Saved entries
## BEGIN

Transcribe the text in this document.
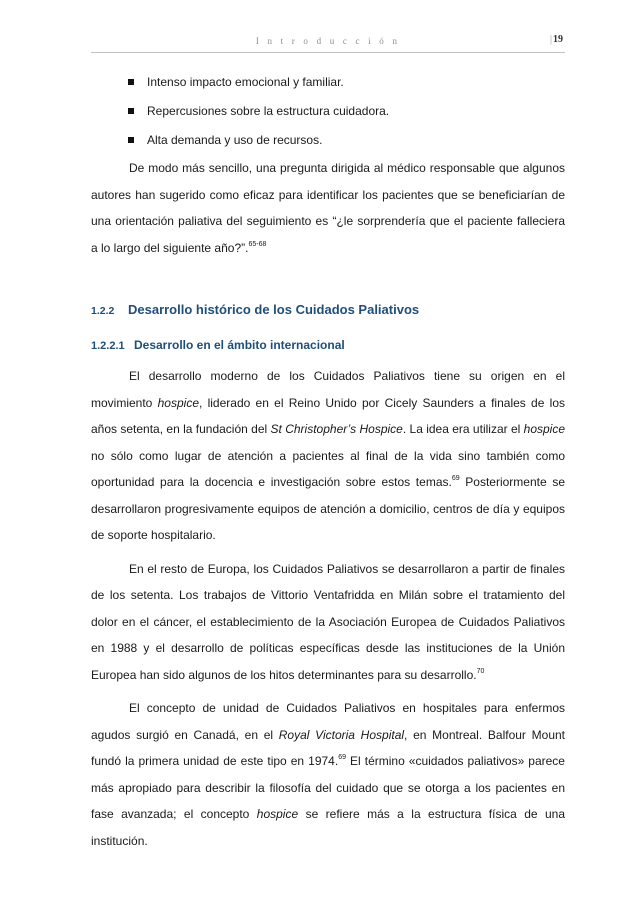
I n t r o d u c c i ó n	|19
Intenso impacto emocional y familiar.
Repercusiones sobre la estructura cuidadora.
Alta demanda y uso de recursos.

De modo más sencillo, una pregunta dirigida al médico responsable que algunos autores han sugerido como eficaz para identificar los pacientes que se beneficiarían de una orientación paliativa del seguimiento es “¿le sorprendería que el paciente falleciera a lo largo del siguiente año?”.$^{65-68}$

1.2.2 Desarrollo histórico de los Cuidados Paliativos
1.2.2.1 Desarrollo en el ámbito internacional

El desarrollo moderno de los Cuidados Paliativos tiene su origen en el movimiento hospice, liderado en el Reino Unido por Cicely Saunders a finales de los años setenta, en la fundación del St Christopher’s Hospice. La idea era utilizar el hospice no sólo como lugar de atención a pacientes al final de la vida sino también como oportunidad para la docencia e investigación sobre estos temas.$^{69}$ Posteriormente se desarrollaron progresivamente equipos de atención a domicilio, centros de día y equipos de soporte hospitalario.

En el resto de Europa, los Cuidados Paliativos se desarrollaron a partir de finales de los setenta. Los trabajos de Vittorio Ventafridda en Milán sobre el tratamiento del dolor en el cáncer, el establecimiento de la Asociación Europea de Cuidados Paliativos en 1988 y el desarrollo de políticas específicas desde las instituciones de la Unión Europea han sido algunos de los hitos determinantes para su desarrollo.$^{70}$

El concepto de unidad de Cuidados Paliativos en hospitales para enfermos agudos surgió en Canadá, en el Royal Victoria Hospital, en Montreal. Balfour Mount fundó la primera unidad de este tipo en 1974.69 El término «cuidados paliativos» parece más apropiado para describir la filosofía del cuidado que se otorga a los pacientes en fase avanzada; el concepto hospice se refiere más a la estructura física de una institución.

## END

Exercise brief: Each entry shown above must be quoted exactly, with its pictures left out.

Task response:
Transcribe the text in this document.
I n t r o d u c c i ó n	|19
Intenso impacto emocional y familiar.
Repercusiones sobre la estructura cuidadora.
Alta demanda y uso de recursos.

De modo más sencillo, una pregunta dirigida al médico responsable que algunos autores han sugerido como eficaz para identificar los pacientes que se beneficiarían de una orientación paliativa del seguimiento es “¿le sorprendería que el paciente falleciera a lo largo del siguiente año?”.$^{65-68}$

1.2.2 Desarrollo histórico de los Cuidados Paliativos
1.2.2.1 Desarrollo en el ámbito internacional

El desarrollo moderno de los Cuidados Paliativos tiene su origen en el movimiento hospice, liderado en el Reino Unido por Cicely Saunders a finales de los años setenta, en la fundación del St Christopher’s Hospice. La idea era utilizar el hospice no sólo como lugar de atención a pacientes al final de la vida sino también como oportunidad para la docencia e investigación sobre estos temas.$^{69}$ Posteriormente se desarrollaron progresivamente equipos de atención a domicilio, centros de día y equipos de soporte hospitalario.

En el resto de Europa, los Cuidados Paliativos se desarrollaron a partir de finales de los setenta. Los trabajos de Vittorio Ventafridda en Milán sobre el tratamiento del dolor en el cáncer, el establecimiento de la Asociación Europea de Cuidados Paliativos en 1988 y el desarrollo de políticas específicas desde las instituciones de la Unión Europea han sido algunos de los hitos determinantes para su desarrollo.$^{70}$

El concepto de unidad de Cuidados Paliativos en hospitales para enfermos agudos surgió en Canadá, en el Royal Victoria Hospital, en Montreal. Balfour Mount fundó la primera unidad de este tipo en 1974.69 El término «cuidados paliativos» parece más apropiado para describir la filosofía del cuidado que se otorga a los pacientes en fase avanzada; el concepto hospice se refiere más a la estructura física de una institución.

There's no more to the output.